● **DATA TO PROCESS**:
═══
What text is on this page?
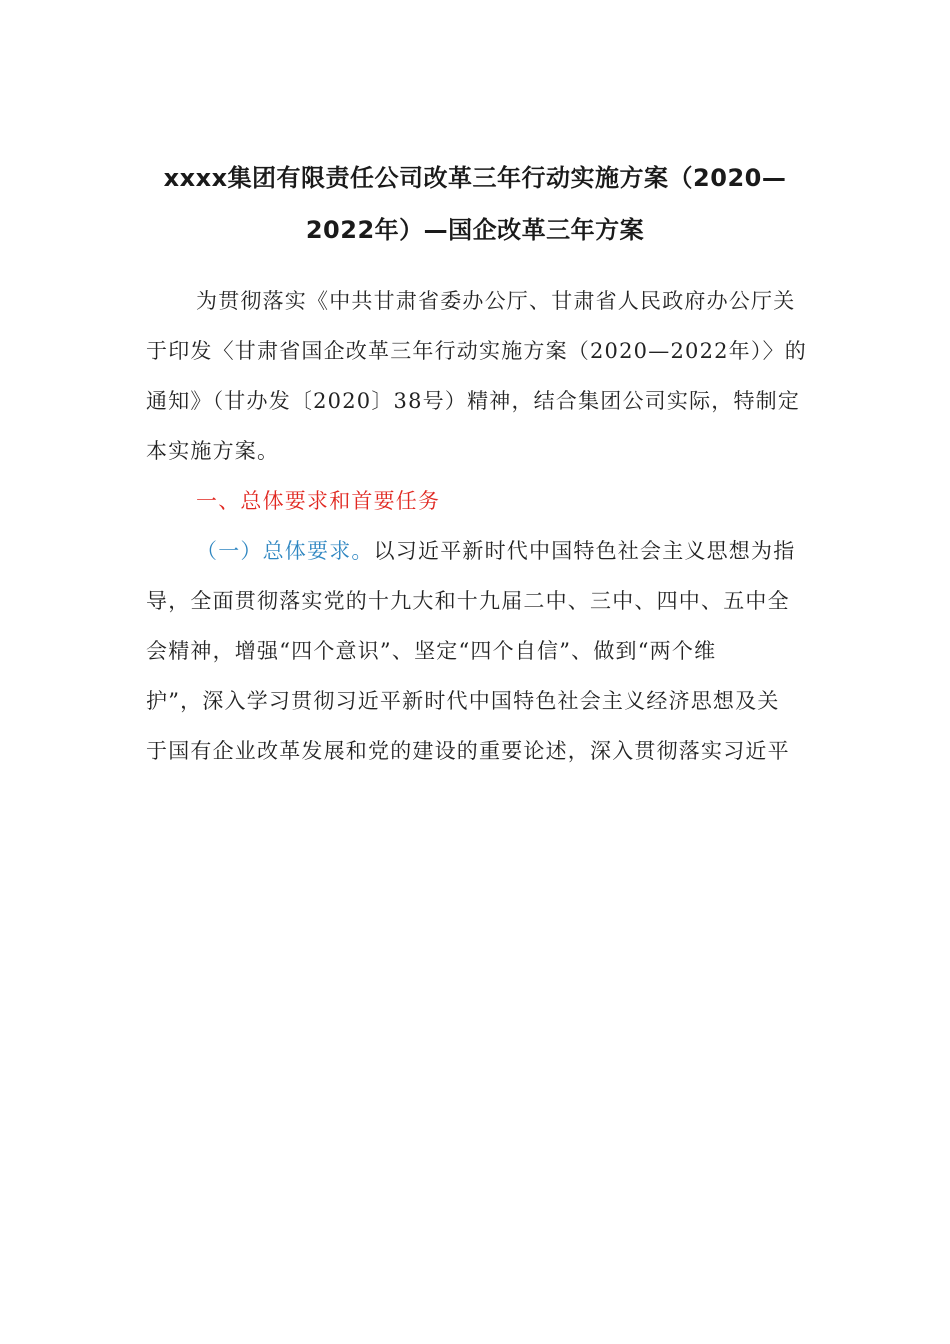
xxxx集团有限责任公司改革三年行动实施方案（2020—
2022年）—国企改革三年方案
为贯彻落实《中共甘肃省委办公厅、甘肃省人民政府办公厅关
于印发〈甘肃省国企改革三年行动实施方案（2020—2022年）〉的
通知》（甘办发〔2020〕38号）精神，结合集团公司实际，特制定
本实施方案。
一、总体要求和首要任务
（一）总体要求。以习近平新时代中国特色社会主义思想为指
导，全面贯彻落实党的十九大和十九届二中、三中、四中、五中全
会精神，增强“四个意识”、坚定“四个自信”、做到“两个维
护”，深入学习贯彻习近平新时代中国特色社会主义经济思想及关
于国有企业改革发展和党的建设的重要论述，深入贯彻落实习近平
═══
● **EXERCISE**:
Reproduce the entries exactly. Do not carry over any picture.

● **TASK SOLUTION**:
What text is on this page?
xxxx集团有限责任公司改革三年行动实施方案（2020—
2022年）—国企改革三年方案
为贯彻落实《中共甘肃省委办公厅、甘肃省人民政府办公厅关
于印发〈甘肃省国企改革三年行动实施方案（2020—2022年）〉的
通知》（甘办发〔2020〕38号）精神，结合集团公司实际，特制定
本实施方案。
一、总体要求和首要任务
（一）总体要求。以习近平新时代中国特色社会主义思想为指
导，全面贯彻落实党的十九大和十九届二中、三中、四中、五中全
会精神，增强“四个意识”、坚定“四个自信”、做到“两个维
护”，深入学习贯彻习近平新时代中国特色社会主义经济思想及关
于国有企业改革发展和党的建设的重要论述，深入贯彻落实习近平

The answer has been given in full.